• _Work task_
Nothing in the data may change. Copy all of it exactly.

Document page entries with text:
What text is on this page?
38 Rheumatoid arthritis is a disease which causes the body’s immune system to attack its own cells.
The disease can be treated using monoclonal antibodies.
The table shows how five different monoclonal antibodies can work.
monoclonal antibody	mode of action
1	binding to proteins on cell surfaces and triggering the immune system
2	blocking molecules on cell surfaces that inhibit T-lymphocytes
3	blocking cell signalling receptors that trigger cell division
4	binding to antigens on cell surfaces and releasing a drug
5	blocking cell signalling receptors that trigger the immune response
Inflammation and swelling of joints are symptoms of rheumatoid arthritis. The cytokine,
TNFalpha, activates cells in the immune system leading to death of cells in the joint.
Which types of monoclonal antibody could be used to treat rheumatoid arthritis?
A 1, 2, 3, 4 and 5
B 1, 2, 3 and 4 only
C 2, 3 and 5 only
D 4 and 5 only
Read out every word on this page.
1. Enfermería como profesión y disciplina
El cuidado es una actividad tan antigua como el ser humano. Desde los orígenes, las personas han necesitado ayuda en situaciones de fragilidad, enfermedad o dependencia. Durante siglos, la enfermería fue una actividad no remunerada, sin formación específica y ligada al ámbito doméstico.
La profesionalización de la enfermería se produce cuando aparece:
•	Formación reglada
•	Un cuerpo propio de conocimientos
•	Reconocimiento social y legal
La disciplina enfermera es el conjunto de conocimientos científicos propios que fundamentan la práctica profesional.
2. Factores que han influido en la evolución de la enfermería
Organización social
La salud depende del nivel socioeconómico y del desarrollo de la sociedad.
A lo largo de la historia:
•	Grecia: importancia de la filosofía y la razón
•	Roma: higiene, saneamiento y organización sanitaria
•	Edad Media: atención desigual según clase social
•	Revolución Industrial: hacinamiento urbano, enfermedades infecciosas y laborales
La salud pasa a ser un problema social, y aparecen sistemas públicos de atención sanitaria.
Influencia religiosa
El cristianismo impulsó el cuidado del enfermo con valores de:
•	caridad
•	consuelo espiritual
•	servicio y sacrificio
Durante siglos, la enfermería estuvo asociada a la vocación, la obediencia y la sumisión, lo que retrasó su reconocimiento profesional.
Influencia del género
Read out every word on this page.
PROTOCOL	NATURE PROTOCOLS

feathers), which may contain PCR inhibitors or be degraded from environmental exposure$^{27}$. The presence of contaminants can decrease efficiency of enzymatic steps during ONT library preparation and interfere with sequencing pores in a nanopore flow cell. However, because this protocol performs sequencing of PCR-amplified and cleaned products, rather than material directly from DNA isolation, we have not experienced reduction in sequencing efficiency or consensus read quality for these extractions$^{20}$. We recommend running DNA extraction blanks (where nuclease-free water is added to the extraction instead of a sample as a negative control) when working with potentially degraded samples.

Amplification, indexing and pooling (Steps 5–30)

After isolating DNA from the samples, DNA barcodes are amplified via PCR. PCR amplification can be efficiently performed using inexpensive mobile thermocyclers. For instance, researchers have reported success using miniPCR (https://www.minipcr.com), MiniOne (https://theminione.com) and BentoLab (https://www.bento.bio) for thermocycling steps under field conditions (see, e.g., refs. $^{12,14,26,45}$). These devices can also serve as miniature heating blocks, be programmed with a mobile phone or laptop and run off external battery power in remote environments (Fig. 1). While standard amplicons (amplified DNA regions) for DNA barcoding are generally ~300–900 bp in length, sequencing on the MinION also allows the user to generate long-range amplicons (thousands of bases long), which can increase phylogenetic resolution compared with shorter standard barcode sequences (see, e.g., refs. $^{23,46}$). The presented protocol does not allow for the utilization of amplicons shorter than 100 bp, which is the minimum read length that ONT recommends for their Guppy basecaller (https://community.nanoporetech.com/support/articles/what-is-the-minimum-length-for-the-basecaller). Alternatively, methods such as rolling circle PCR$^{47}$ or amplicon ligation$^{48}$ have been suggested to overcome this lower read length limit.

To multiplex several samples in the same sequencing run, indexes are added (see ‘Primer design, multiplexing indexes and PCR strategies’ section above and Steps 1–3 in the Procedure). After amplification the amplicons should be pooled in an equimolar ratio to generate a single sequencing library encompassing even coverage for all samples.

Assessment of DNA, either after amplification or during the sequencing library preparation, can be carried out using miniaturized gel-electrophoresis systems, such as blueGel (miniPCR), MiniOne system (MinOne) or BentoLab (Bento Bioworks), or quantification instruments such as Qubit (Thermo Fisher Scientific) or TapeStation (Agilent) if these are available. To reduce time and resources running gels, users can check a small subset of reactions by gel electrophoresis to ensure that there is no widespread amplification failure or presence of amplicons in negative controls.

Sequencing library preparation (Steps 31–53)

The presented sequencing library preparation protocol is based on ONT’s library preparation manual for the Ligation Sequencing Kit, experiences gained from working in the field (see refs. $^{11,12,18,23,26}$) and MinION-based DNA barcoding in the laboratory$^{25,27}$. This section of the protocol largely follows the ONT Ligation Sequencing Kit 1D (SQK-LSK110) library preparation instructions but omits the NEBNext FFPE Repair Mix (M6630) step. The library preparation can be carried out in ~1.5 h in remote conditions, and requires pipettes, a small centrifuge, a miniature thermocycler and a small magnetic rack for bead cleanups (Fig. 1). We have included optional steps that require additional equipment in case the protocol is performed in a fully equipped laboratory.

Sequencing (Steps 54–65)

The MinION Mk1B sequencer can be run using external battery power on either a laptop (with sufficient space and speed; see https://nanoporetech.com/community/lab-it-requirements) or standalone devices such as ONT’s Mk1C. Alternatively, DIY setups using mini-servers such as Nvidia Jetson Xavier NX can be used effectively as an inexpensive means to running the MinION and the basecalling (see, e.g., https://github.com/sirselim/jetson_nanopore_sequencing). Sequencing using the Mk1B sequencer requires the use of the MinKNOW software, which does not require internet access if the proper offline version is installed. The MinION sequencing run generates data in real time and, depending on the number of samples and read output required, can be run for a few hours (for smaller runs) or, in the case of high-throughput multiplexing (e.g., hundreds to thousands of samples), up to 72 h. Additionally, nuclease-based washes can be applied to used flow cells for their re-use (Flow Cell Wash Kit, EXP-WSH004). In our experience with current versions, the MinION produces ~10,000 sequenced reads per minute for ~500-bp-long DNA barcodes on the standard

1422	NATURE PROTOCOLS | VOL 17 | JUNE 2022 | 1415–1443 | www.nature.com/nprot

• _Solved exercise_
What text is on this page?
38 Rheumatoid arthritis is a disease which causes the body’s immune system to attack its own cells.
The disease can be treated using monoclonal antibodies.
The table shows how five different monoclonal antibodies can work.
monoclonal antibody	mode of action
1	binding to proteins on cell surfaces and triggering the immune system
2	blocking molecules on cell surfaces that inhibit T-lymphocytes
3	blocking cell signalling receptors that trigger cell division
4	binding to antigens on cell surfaces and releasing a drug
5	blocking cell signalling receptors that trigger the immune response
Inflammation and swelling of joints are symptoms of rheumatoid arthritis. The cytokine,
TNFalpha, activates cells in the immune system leading to death of cells in the joint.
Which types of monoclonal antibody could be used to treat rheumatoid arthritis?
A 1, 2, 3, 4 and 5
B 1, 2, 3 and 4 only
C 2, 3 and 5 only
D 4 and 5 only
Read out every word on this page.
1. Enfermería como profesión y disciplina
El cuidado es una actividad tan antigua como el ser humano. Desde los orígenes, las personas han necesitado ayuda en situaciones de fragilidad, enfermedad o dependencia. Durante siglos, la enfermería fue una actividad no remunerada, sin formación específica y ligada al ámbito doméstico.
La profesionalización de la enfermería se produce cuando aparece:
•	Formación reglada
•	Un cuerpo propio de conocimientos
•	Reconocimiento social y legal
La disciplina enfermera es el conjunto de conocimientos científicos propios que fundamentan la práctica profesional.
2. Factores que han influido en la evolución de la enfermería
Organización social
La salud depende del nivel socioeconómico y del desarrollo de la sociedad.
A lo largo de la historia:
•	Grecia: importancia de la filosofía y la razón
•	Roma: higiene, saneamiento y organización sanitaria
•	Edad Media: atención desigual según clase social
•	Revolución Industrial: hacinamiento urbano, enfermedades infecciosas y laborales
La salud pasa a ser un problema social, y aparecen sistemas públicos de atención sanitaria.
Influencia religiosa
El cristianismo impulsó el cuidado del enfermo con valores de:
•	caridad
•	consuelo espiritual
•	servicio y sacrificio
Durante siglos, la enfermería estuvo asociada a la vocación, la obediencia y la sumisión, lo que retrasó su reconocimiento profesional.
Influencia del género
Read out every word on this page.
PROTOCOL	NATURE PROTOCOLS

feathers), which may contain PCR inhibitors or be degraded from environmental exposure$^{27}$. The presence of contaminants can decrease efficiency of enzymatic steps during ONT library preparation and interfere with sequencing pores in a nanopore flow cell. However, because this protocol performs sequencing of PCR-amplified and cleaned products, rather than material directly from DNA isolation, we have not experienced reduction in sequencing efficiency or consensus read quality for these extractions$^{20}$. We recommend running DNA extraction blanks (where nuclease-free water is added to the extraction instead of a sample as a negative control) when working with potentially degraded samples.

Amplification, indexing and pooling (Steps 5–30)

After isolating DNA from the samples, DNA barcodes are amplified via PCR. PCR amplification can be efficiently performed using inexpensive mobile thermocyclers. For instance, researchers have reported success using miniPCR (https://www.minipcr.com), MiniOne (https://theminione.com) and BentoLab (https://www.bento.bio) for thermocycling steps under field conditions (see, e.g., refs. $^{12,14,26,45}$). These devices can also serve as miniature heating blocks, be programmed with a mobile phone or laptop and run off external battery power in remote environments (Fig. 1). While standard amplicons (amplified DNA regions) for DNA barcoding are generally ~300–900 bp in length, sequencing on the MinION also allows the user to generate long-range amplicons (thousands of bases long), which can increase phylogenetic resolution compared with shorter standard barcode sequences (see, e.g., refs. $^{23,46}$). The presented protocol does not allow for the utilization of amplicons shorter than 100 bp, which is the minimum read length that ONT recommends for their Guppy basecaller (https://community.nanoporetech.com/support/articles/what-is-the-minimum-length-for-the-basecaller). Alternatively, methods such as rolling circle PCR$^{47}$ or amplicon ligation$^{48}$ have been suggested to overcome this lower read length limit.

To multiplex several samples in the same sequencing run, indexes are added (see ‘Primer design, multiplexing indexes and PCR strategies’ section above and Steps 1–3 in the Procedure). After amplification the amplicons should be pooled in an equimolar ratio to generate a single sequencing library encompassing even coverage for all samples.

Assessment of DNA, either after amplification or during the sequencing library preparation, can be carried out using miniaturized gel-electrophoresis systems, such as blueGel (miniPCR), MiniOne system (MinOne) or BentoLab (Bento Bioworks), or quantification instruments such as Qubit (Thermo Fisher Scientific) or TapeStation (Agilent) if these are available. To reduce time and resources running gels, users can check a small subset of reactions by gel electrophoresis to ensure that there is no widespread amplification failure or presence of amplicons in negative controls.

Sequencing library preparation (Steps 31–53)

The presented sequencing library preparation protocol is based on ONT’s library preparation manual for the Ligation Sequencing Kit, experiences gained from working in the field (see refs. $^{11,12,18,23,26}$) and MinION-based DNA barcoding in the laboratory$^{25,27}$. This section of the protocol largely follows the ONT Ligation Sequencing Kit 1D (SQK-LSK110) library preparation instructions but omits the NEBNext FFPE Repair Mix (M6630) step. The library preparation can be carried out in ~1.5 h in remote conditions, and requires pipettes, a small centrifuge, a miniature thermocycler and a small magnetic rack for bead cleanups (Fig. 1). We have included optional steps that require additional equipment in case the protocol is performed in a fully equipped laboratory.

Sequencing (Steps 54–65)

The MinION Mk1B sequencer can be run using external battery power on either a laptop (with sufficient space and speed; see https://nanoporetech.com/community/lab-it-requirements) or standalone devices such as ONT’s Mk1C. Alternatively, DIY setups using mini-servers such as Nvidia Jetson Xavier NX can be used effectively as an inexpensive means to running the MinION and the basecalling (see, e.g., https://github.com/sirselim/jetson_nanopore_sequencing). Sequencing using the Mk1B sequencer requires the use of the MinKNOW software, which does not require internet access if the proper offline version is installed. The MinION sequencing run generates data in real time and, depending on the number of samples and read output required, can be run for a few hours (for smaller runs) or, in the case of high-throughput multiplexing (e.g., hundreds to thousands of samples), up to 72 h. Additionally, nuclease-based washes can be applied to used flow cells for their re-use (Flow Cell Wash Kit, EXP-WSH004). In our experience with current versions, the MinION produces ~10,000 sequenced reads per minute for ~500-bp-long DNA barcodes on the standard

1422	NATURE PROTOCOLS | VOL 17 | JUNE 2022 | 1415–1443 | www.nature.com/nprot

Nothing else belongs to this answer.